-- Exercise task --
Give the count of lines in the data that include the string "oranżerii", with no added remarks.
● ● ● ● ● ● ●
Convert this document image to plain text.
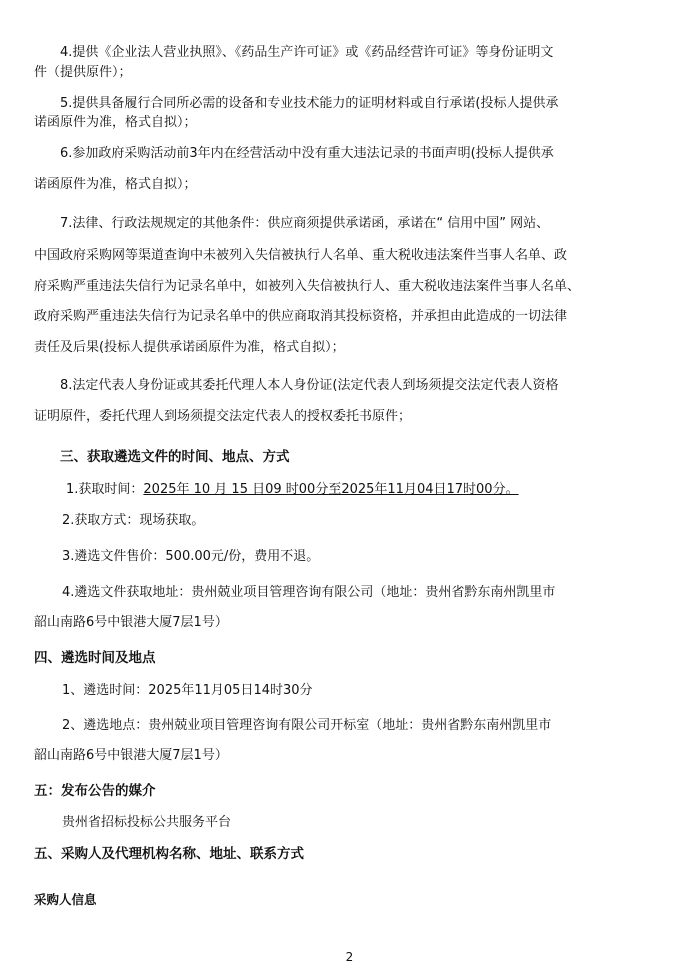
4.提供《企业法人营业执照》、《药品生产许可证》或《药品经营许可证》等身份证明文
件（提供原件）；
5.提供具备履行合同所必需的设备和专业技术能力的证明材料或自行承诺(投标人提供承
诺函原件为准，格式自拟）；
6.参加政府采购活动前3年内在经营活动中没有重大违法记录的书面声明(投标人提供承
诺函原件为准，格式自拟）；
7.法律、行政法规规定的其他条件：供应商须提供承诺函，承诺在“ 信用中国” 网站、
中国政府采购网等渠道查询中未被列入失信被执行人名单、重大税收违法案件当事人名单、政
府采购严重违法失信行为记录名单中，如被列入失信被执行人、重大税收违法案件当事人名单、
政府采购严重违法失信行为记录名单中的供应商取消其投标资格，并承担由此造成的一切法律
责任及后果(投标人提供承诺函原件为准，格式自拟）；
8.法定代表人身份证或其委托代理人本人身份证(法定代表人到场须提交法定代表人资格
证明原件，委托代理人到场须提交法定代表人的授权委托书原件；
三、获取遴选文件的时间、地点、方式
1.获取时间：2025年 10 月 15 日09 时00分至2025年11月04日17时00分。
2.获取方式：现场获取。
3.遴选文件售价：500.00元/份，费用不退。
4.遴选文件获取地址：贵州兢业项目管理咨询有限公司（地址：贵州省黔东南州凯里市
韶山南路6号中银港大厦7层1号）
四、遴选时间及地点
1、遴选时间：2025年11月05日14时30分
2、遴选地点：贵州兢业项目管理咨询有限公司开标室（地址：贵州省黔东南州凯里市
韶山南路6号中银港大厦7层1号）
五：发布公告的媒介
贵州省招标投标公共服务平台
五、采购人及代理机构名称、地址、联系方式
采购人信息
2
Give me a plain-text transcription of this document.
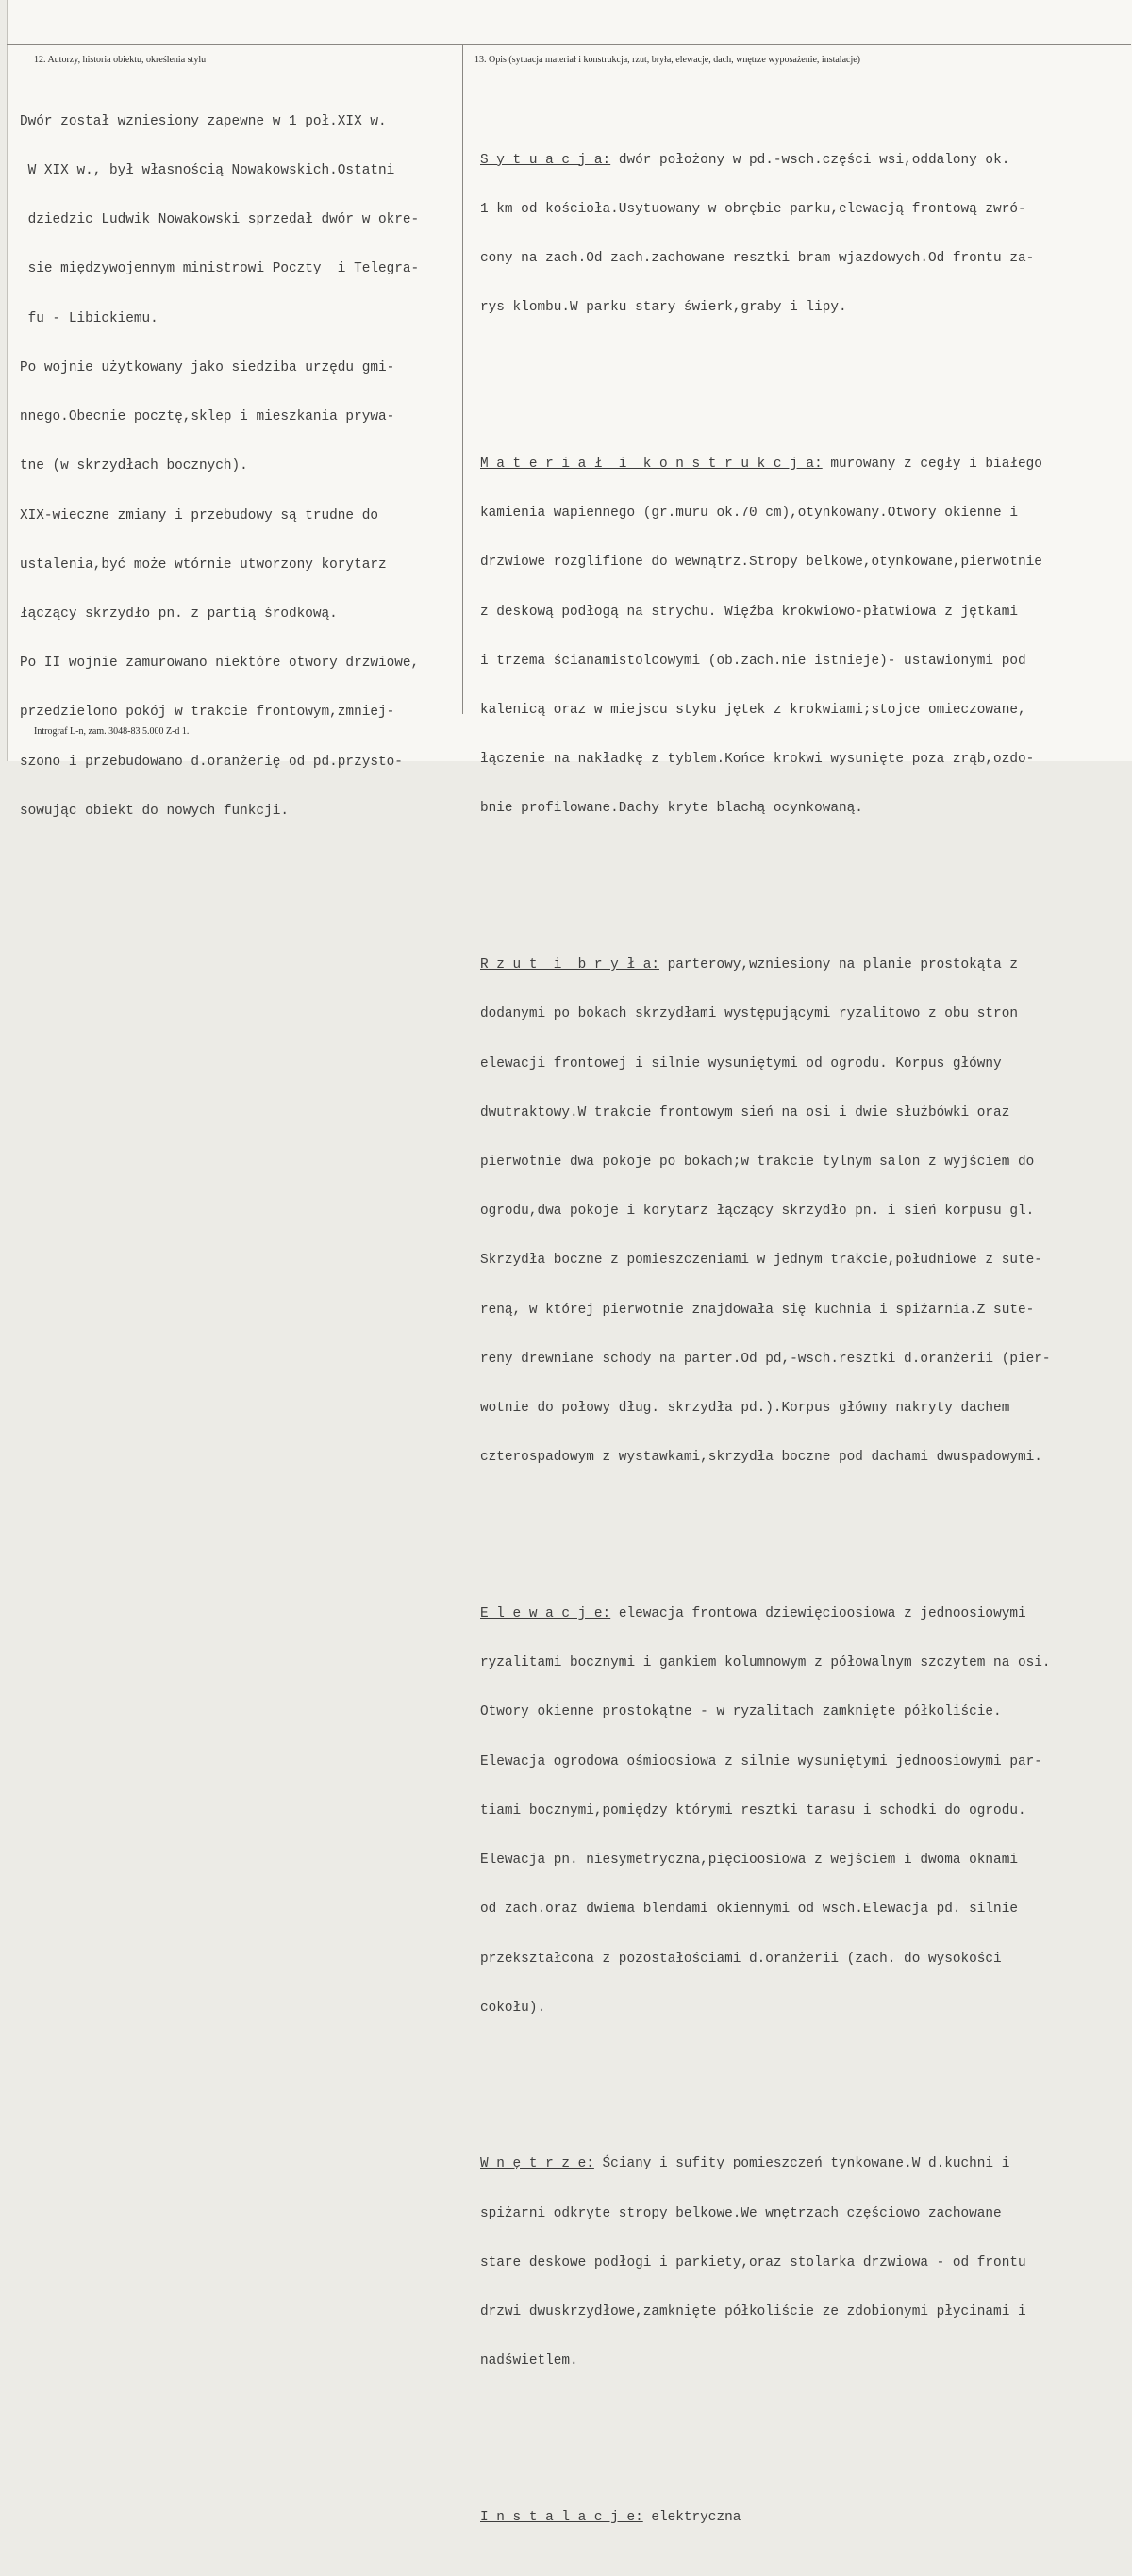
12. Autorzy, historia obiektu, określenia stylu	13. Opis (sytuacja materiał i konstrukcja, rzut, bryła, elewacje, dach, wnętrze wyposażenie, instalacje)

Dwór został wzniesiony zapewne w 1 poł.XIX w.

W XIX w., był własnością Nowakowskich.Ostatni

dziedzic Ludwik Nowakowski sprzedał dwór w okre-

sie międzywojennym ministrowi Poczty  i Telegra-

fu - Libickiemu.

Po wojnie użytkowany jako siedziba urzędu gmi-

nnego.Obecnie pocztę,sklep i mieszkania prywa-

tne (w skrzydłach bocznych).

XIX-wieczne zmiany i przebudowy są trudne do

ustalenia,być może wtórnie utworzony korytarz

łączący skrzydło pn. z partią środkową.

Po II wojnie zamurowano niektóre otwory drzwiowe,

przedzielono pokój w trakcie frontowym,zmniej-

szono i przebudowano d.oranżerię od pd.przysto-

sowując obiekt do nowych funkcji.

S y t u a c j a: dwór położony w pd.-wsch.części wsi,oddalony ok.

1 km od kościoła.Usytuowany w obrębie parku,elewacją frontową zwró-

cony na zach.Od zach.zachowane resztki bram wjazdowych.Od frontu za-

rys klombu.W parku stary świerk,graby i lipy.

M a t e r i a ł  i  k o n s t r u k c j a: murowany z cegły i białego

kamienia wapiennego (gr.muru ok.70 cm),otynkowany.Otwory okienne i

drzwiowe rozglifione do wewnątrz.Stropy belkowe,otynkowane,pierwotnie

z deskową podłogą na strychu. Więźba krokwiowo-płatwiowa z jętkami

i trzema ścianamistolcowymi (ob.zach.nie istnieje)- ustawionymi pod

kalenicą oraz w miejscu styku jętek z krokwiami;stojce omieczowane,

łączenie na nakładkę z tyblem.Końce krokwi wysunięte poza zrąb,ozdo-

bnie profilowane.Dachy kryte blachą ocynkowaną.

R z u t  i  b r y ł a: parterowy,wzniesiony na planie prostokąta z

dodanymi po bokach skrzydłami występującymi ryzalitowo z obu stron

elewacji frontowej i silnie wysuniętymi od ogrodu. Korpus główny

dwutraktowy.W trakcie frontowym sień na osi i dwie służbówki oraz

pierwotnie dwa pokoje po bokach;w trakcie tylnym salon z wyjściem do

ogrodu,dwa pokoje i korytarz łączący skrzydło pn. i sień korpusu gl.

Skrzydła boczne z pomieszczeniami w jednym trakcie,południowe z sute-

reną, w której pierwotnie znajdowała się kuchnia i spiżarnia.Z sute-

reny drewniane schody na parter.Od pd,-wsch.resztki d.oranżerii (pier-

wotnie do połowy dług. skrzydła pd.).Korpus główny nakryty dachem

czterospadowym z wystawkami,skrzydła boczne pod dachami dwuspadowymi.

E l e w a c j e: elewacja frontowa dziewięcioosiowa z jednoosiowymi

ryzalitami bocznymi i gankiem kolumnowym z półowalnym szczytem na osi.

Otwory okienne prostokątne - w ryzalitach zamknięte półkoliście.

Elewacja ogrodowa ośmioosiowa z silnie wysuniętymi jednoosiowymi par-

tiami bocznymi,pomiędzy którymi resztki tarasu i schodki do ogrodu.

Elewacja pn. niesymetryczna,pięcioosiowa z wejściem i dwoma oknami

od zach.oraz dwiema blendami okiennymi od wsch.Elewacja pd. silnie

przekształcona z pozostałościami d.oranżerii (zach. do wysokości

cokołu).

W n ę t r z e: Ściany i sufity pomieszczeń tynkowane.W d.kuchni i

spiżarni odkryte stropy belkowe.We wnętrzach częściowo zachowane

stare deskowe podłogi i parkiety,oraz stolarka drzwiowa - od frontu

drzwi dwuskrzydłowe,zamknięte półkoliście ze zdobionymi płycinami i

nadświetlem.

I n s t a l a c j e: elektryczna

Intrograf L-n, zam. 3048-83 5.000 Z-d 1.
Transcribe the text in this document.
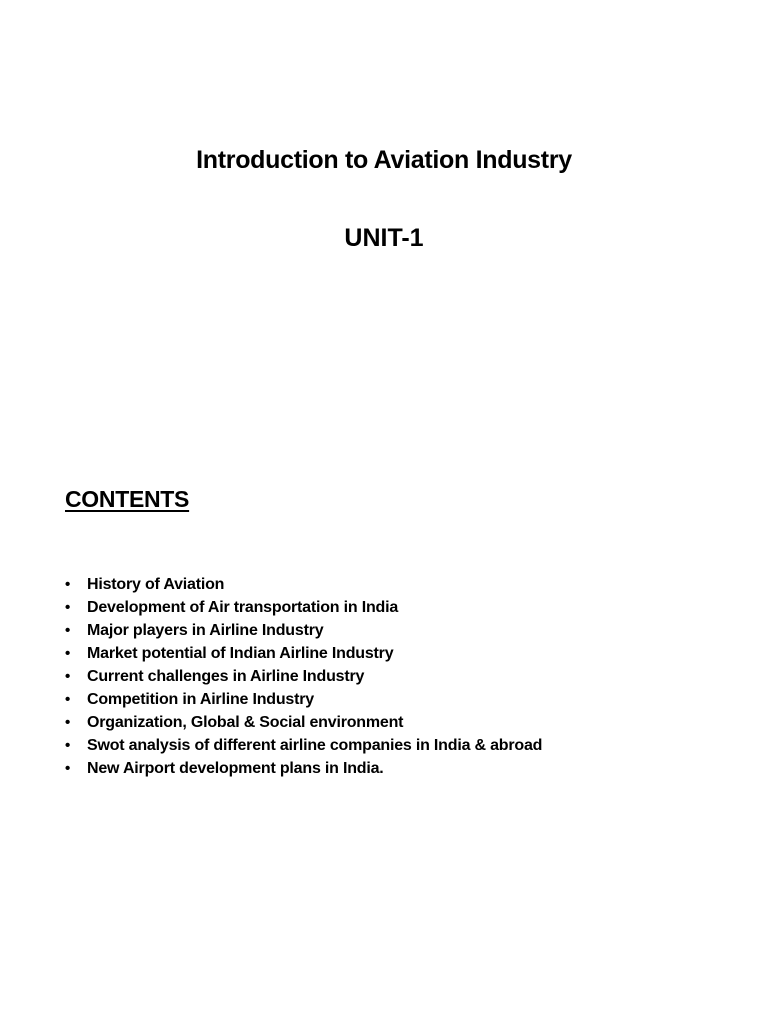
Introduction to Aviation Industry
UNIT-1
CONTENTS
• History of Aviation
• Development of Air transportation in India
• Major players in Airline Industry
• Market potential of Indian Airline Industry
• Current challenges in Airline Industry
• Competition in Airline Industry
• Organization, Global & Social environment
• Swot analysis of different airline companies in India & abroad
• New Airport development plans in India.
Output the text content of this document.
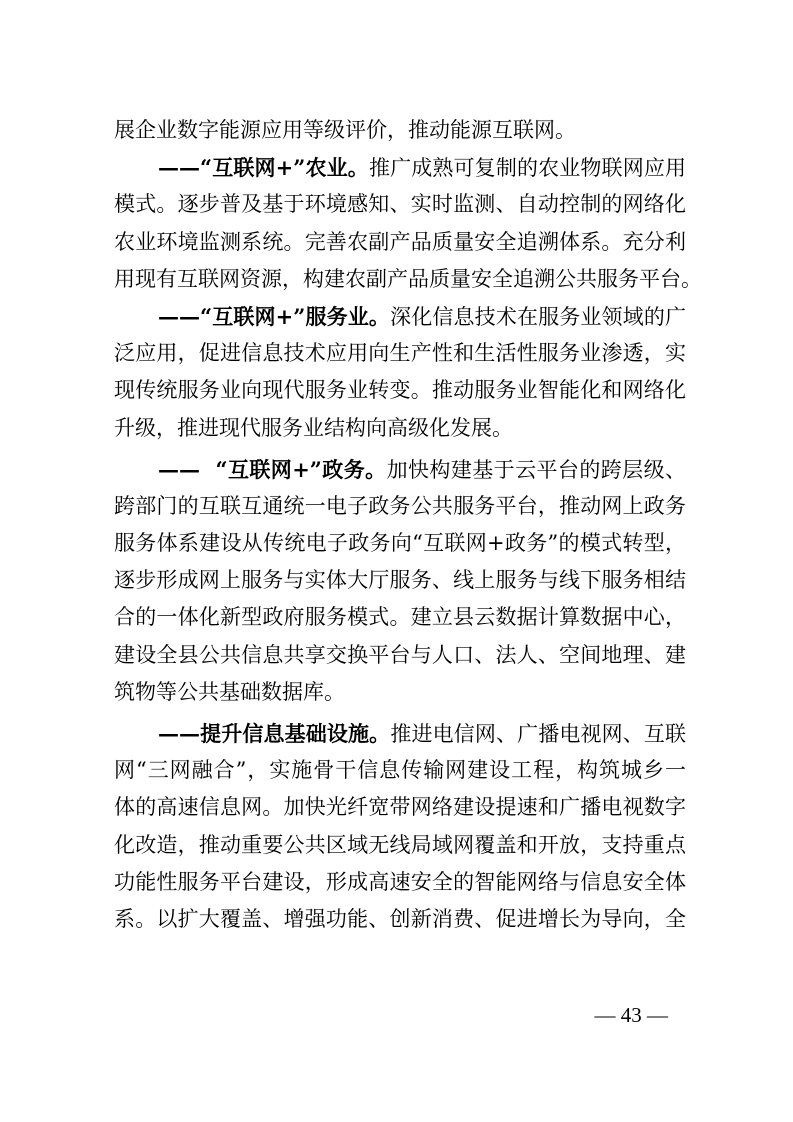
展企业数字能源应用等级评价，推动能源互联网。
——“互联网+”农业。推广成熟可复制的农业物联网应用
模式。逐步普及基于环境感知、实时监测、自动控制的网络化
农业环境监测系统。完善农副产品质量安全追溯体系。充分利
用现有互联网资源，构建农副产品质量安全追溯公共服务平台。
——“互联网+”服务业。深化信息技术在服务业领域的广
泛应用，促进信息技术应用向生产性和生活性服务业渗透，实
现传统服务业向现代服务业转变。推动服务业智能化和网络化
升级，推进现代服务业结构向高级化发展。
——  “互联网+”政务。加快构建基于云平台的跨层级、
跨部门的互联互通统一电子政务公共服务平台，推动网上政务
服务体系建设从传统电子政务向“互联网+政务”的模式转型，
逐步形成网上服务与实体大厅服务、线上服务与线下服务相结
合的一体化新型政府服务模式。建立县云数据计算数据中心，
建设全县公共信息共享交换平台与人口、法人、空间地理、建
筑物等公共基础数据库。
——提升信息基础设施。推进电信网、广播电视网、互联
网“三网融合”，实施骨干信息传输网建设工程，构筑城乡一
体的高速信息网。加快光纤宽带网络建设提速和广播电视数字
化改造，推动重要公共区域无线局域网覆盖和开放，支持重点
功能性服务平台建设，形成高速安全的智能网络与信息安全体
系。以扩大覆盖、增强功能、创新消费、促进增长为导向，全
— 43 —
● ● ● ● ● ● ●
-- Complete answer --
2